▸ **Data rows**
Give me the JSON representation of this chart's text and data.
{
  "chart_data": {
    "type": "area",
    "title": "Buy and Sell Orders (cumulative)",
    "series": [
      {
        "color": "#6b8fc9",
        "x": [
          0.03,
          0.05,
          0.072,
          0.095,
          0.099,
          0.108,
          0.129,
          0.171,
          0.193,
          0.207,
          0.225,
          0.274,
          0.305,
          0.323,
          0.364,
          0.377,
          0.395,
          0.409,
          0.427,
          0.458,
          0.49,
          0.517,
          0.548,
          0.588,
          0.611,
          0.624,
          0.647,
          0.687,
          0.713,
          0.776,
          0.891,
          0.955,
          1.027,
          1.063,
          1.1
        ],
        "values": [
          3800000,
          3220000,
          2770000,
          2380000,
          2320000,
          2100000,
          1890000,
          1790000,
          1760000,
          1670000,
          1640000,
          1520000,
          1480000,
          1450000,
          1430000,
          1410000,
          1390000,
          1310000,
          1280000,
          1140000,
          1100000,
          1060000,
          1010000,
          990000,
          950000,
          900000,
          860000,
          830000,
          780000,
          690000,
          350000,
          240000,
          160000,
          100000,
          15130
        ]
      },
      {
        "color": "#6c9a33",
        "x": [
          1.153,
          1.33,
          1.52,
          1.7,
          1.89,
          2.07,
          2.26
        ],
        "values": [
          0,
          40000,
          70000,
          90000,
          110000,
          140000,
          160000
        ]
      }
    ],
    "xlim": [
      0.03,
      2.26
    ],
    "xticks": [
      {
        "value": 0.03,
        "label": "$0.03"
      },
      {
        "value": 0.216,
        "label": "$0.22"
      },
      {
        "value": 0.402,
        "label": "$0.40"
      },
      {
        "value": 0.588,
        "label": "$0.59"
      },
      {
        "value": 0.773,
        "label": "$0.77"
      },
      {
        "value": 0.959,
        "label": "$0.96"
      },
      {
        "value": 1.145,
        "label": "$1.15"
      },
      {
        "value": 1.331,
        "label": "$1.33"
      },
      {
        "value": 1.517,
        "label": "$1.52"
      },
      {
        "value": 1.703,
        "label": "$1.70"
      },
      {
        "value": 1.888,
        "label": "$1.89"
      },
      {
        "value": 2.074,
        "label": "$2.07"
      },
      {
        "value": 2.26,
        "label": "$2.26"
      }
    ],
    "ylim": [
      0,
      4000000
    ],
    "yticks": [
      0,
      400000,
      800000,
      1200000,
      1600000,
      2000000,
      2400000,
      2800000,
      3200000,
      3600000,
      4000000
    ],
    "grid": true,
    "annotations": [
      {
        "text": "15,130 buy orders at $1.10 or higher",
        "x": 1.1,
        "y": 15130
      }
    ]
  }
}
* * *
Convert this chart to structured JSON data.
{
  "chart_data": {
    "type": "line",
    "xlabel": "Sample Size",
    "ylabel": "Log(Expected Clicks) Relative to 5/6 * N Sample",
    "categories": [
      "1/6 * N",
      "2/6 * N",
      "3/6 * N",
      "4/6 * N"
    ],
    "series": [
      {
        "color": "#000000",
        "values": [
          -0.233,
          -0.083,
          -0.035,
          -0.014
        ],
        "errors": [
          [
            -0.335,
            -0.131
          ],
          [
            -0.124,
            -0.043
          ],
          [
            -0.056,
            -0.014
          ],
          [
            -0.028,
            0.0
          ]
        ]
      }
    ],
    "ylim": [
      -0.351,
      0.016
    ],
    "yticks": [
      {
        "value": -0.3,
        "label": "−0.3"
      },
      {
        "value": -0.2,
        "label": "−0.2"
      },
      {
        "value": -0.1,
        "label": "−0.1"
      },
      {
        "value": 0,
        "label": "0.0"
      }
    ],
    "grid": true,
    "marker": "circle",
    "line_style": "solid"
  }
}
---
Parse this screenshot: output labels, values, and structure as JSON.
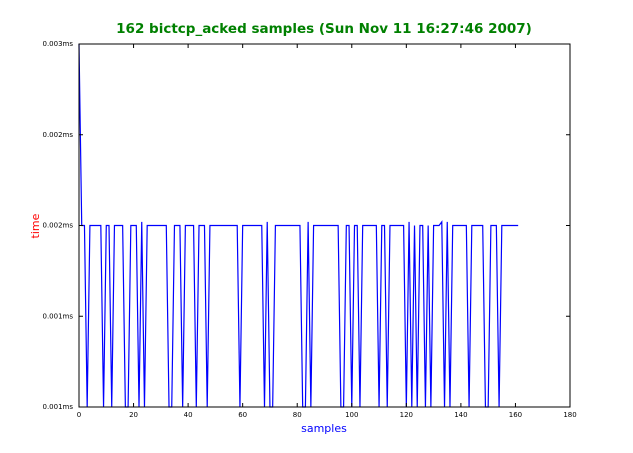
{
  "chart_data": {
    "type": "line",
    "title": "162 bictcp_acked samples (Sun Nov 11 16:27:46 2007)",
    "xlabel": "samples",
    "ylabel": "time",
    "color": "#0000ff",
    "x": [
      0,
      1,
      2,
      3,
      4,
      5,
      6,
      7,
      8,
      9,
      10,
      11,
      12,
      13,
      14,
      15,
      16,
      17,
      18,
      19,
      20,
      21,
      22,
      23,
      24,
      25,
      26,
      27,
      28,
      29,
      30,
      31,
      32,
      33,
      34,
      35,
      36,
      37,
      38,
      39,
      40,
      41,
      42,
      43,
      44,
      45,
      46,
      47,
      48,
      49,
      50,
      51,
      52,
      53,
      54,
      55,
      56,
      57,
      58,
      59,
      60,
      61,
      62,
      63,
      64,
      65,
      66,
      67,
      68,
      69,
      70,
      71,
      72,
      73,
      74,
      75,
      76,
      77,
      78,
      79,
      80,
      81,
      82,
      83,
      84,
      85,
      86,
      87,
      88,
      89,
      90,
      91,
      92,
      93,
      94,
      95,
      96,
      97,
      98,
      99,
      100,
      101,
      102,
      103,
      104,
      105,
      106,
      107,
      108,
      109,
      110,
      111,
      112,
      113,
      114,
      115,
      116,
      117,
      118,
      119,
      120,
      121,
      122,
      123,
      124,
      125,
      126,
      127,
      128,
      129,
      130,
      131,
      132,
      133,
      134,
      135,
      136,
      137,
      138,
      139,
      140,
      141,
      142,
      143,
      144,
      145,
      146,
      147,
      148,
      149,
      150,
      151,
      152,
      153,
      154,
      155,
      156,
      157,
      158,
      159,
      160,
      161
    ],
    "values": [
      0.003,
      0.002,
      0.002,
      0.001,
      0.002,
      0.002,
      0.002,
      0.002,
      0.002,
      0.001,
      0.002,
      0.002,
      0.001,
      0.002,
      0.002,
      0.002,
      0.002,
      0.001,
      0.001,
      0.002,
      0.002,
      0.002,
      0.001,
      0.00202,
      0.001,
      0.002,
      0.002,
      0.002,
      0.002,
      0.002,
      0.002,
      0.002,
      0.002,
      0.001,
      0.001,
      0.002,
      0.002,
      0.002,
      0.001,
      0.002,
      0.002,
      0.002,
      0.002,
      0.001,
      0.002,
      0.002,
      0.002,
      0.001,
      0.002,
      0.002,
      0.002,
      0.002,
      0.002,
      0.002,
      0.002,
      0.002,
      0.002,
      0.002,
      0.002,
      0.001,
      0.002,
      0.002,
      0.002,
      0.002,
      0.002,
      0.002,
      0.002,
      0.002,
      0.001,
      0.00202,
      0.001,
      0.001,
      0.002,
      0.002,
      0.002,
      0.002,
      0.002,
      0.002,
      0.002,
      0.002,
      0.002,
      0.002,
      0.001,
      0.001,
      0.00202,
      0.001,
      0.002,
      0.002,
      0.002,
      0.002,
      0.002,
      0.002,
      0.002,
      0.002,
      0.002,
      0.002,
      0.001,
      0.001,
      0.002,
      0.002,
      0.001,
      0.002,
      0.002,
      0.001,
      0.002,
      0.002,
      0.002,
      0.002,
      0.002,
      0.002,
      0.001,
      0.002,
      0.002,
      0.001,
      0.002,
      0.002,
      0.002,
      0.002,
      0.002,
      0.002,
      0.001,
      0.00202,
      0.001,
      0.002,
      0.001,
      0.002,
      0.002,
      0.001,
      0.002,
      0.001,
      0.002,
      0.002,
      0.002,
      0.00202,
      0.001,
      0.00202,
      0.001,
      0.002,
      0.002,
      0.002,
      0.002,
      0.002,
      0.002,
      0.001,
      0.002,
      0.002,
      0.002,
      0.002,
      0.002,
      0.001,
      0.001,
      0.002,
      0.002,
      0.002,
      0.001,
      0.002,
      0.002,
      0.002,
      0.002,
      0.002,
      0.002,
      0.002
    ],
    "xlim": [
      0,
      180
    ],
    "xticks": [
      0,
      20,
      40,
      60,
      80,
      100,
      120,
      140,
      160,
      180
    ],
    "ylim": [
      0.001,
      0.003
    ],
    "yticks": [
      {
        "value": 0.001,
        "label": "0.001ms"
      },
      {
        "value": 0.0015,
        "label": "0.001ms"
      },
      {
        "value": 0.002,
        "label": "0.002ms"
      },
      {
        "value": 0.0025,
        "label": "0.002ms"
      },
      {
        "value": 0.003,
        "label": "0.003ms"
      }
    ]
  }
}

▸ **Problem description**
Copy, from the material above, each line in which the string "text" occurs.

▸ **Finished task**
Give me the JSON representation of this chart's text and data.
        "text": "15,130 buy orders at $1.10 or higher",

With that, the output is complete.